## [Written request]
Report the number of lines that hold the string "Collasped". Leave out any other text.
□ □ □ □ □ □ □
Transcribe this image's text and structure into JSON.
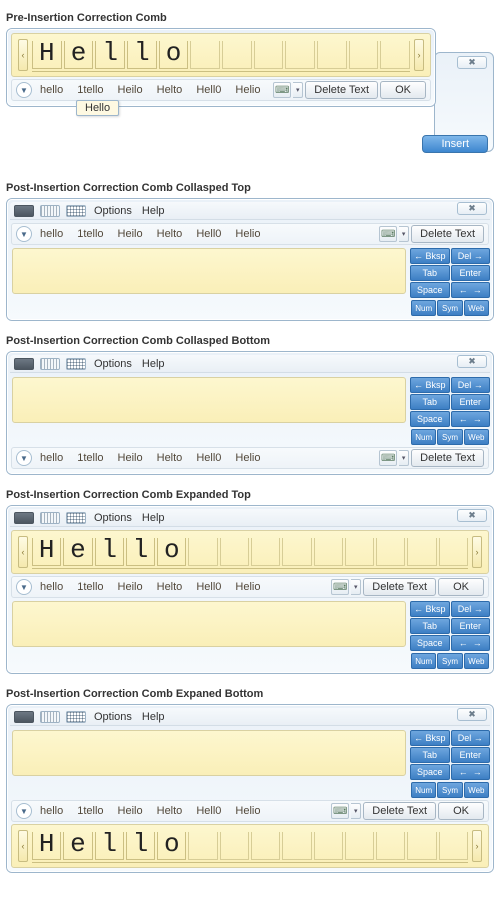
{
  "sections": {
    "s1": "Pre-Insertion Correction Comb",
    "s2": "Post-Insertion Correction Comb Collasped Top",
    "s3": "Post-Insertion Correction Comb Collasped Bottom",
    "s4": "Post-Insertion Correction Comb Expanded Top",
    "s5": "Post-Insertion Correction Comb Expaned Bottom"
  },
  "menu": {
    "options": "Options",
    "help": "Help"
  },
  "comb_letters": [
    "H",
    "e",
    "l",
    "l",
    "o"
  ],
  "suggestions": [
    "hello",
    "1tello",
    "Heilo",
    "Helto",
    "Hell0",
    "Helio"
  ],
  "tooltip_text": "Hello",
  "buttons": {
    "delete_text": "Delete Text",
    "ok": "OK",
    "insert": "Insert"
  },
  "close_glyph": "✖",
  "expand_glyph": "▼",
  "prev_glyph": "‹",
  "next_glyph": "›",
  "tool_glyph": "⌨",
  "keypad": {
    "bksp": "← Bksp",
    "del": "Del →",
    "tab": "Tab",
    "enter": "Enter",
    "space": "Space",
    "left": "←",
    "right": "→",
    "num": "Num",
    "sym": "Sym",
    "web": "Web"
  }
}
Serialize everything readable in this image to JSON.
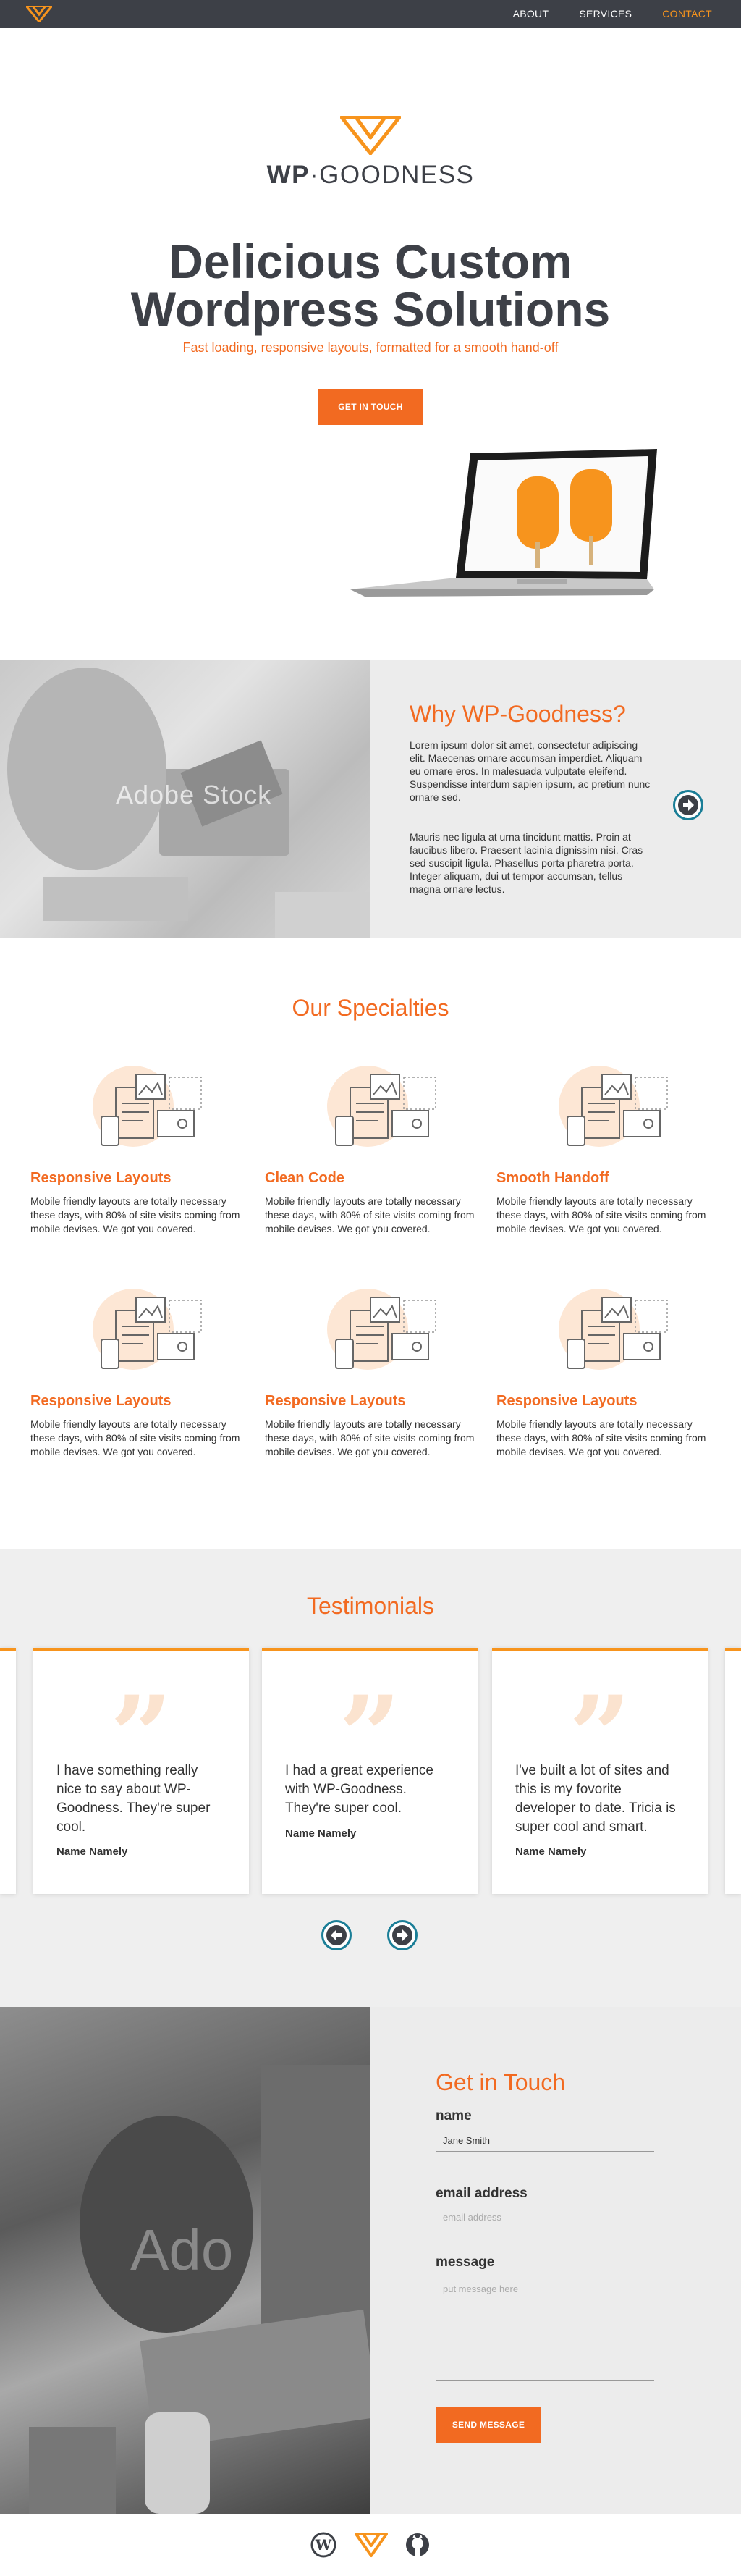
{
  "nav": {
    "items": [
      {
        "label": "ABOUT"
      },
      {
        "label": "SERVICES"
      },
      {
        "label": "CONTACT"
      }
    ],
    "active": "CONTACT"
  },
  "hero": {
    "brand_bold": "WP",
    "brand_sep": "·",
    "brand_rest": "GOODNESS",
    "title_line1": "Delicious Custom",
    "title_line2": "Wordpress Solutions",
    "subtitle": "Fast loading, responsive layouts, formatted for a smooth hand-off",
    "cta_label": "GET IN TOUCH"
  },
  "why": {
    "title": "Why WP-Goodness?",
    "para1": "Lorem ipsum dolor sit amet, consectetur adipiscing elit. Maecenas ornare accumsan imperdiet. Aliquam eu ornare eros. In malesuada vulputate eleifend. Suspendisse interdum sapien ipsum, ac pretium nunc ornare sed.",
    "para2": "Mauris nec ligula at urna tincidunt mattis. Proin at faucibus libero. Praesent lacinia dignissim nisi. Cras sed suscipit ligula. Phasellus porta pharetra porta. Integer aliquam, dui ut tempor accumsan, tellus magna ornare lectus.",
    "watermark": "Adobe Stock"
  },
  "specialties": {
    "title": "Our Specialties",
    "items": [
      {
        "name": "Responsive Layouts",
        "desc": "Mobile friendly layouts are totally necessary these days, with 80% of site visits coming from mobile devises. We got you covered."
      },
      {
        "name": "Clean Code",
        "desc": "Mobile friendly layouts are totally necessary these days, with 80% of site visits coming from mobile devises. We got you covered."
      },
      {
        "name": "Smooth Handoff",
        "desc": "Mobile friendly layouts are totally necessary these days, with 80% of site visits coming from mobile devises. We got you covered."
      },
      {
        "name": "Responsive Layouts",
        "desc": "Mobile friendly layouts are totally necessary these days, with 80% of site visits coming from mobile devises. We got you covered."
      },
      {
        "name": "Responsive Layouts",
        "desc": "Mobile friendly layouts are totally necessary these days, with 80% of site visits coming from mobile devises. We got you covered."
      },
      {
        "name": "Responsive Layouts",
        "desc": "Mobile friendly layouts are totally necessary these days, with 80% of site visits coming from mobile devises. We got you covered."
      }
    ]
  },
  "testimonials": {
    "title": "Testimonials",
    "items": [
      {
        "text": "I have something really nice to say about WP-Goodness. They're super cool.",
        "name": "Name Namely"
      },
      {
        "text": "I had a great experience with WP-Goodness. They're super cool.",
        "name": "Name Namely"
      },
      {
        "text": "I've built a lot of sites and this is my fovorite developer to date. Tricia is super cool and smart.",
        "name": "Name Namely"
      }
    ]
  },
  "contact": {
    "title": "Get in Touch",
    "name_label": "name",
    "name_value": "Jane Smith",
    "email_label": "email address",
    "email_placeholder": "email address",
    "message_label": "message",
    "message_placeholder": "put message here",
    "submit_label": "SEND MESSAGE",
    "watermark": "Ado"
  },
  "colors": {
    "accent": "#f26a21",
    "accent_light": "#f7941d",
    "nav_bg": "#3d4047",
    "arrow_ring": "#1a7e97"
  },
  "footer": {
    "icons": [
      "wordpress-icon",
      "wp-goodness-logo-icon",
      "github-icon"
    ]
  }
}
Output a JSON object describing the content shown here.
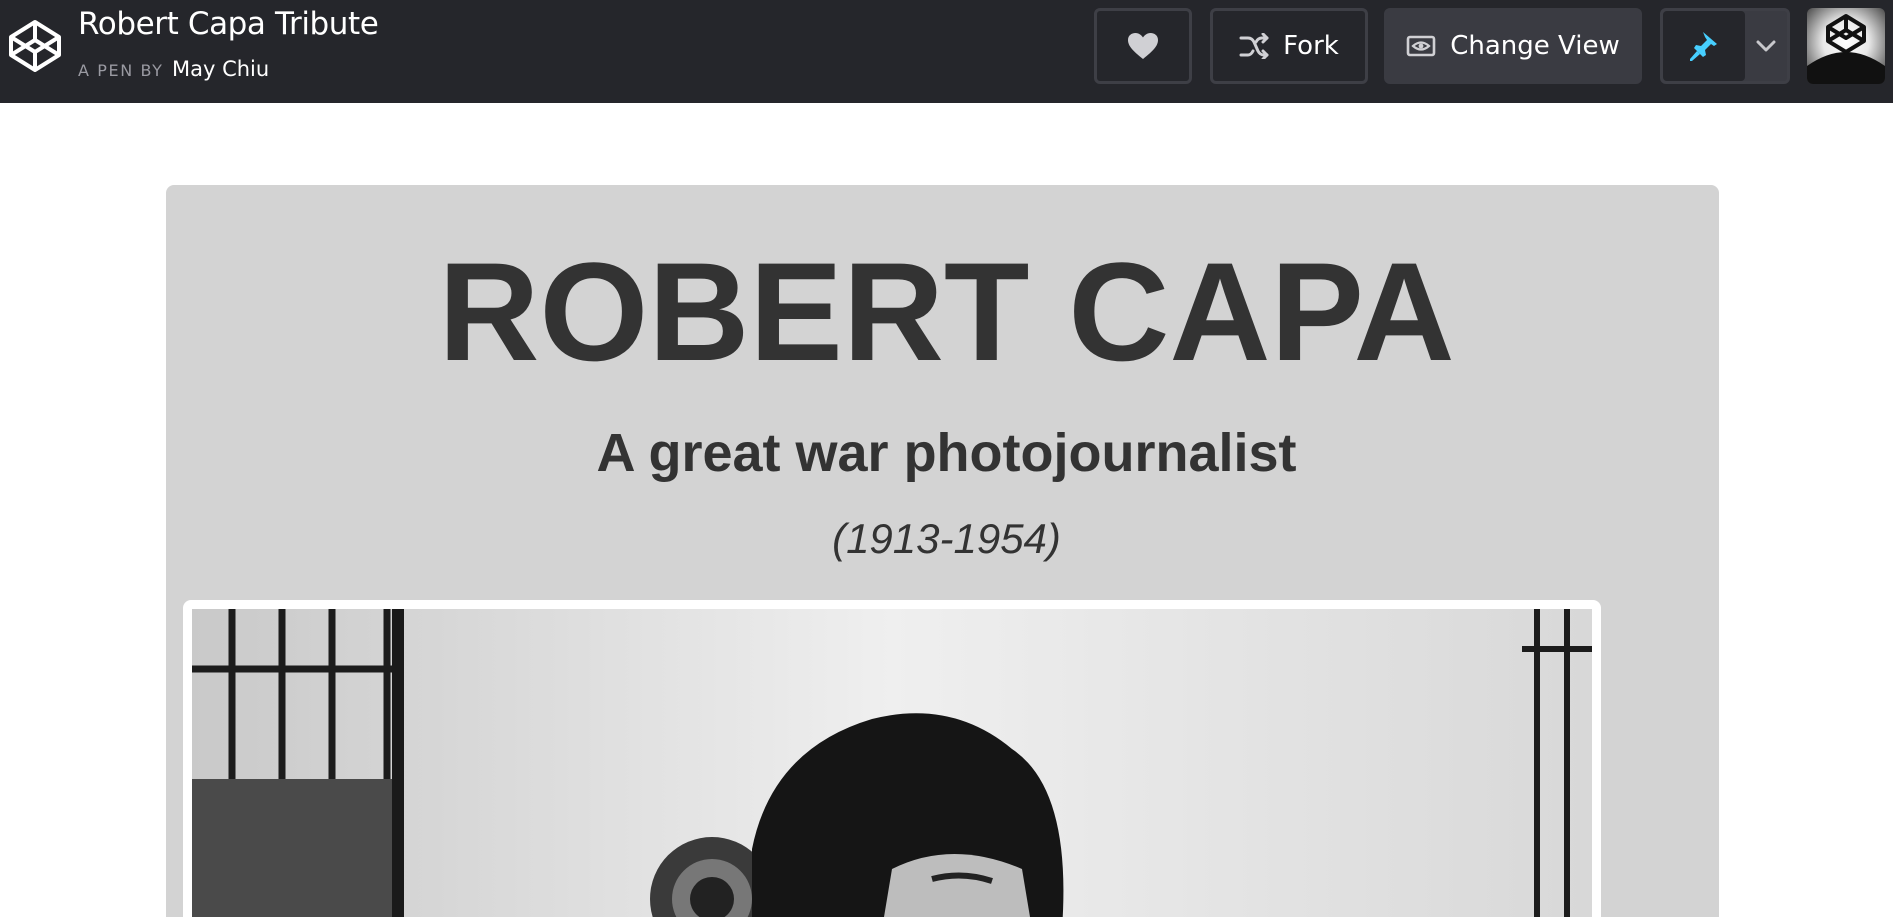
□ □ □ □ □ □ □
## [Expected output]
2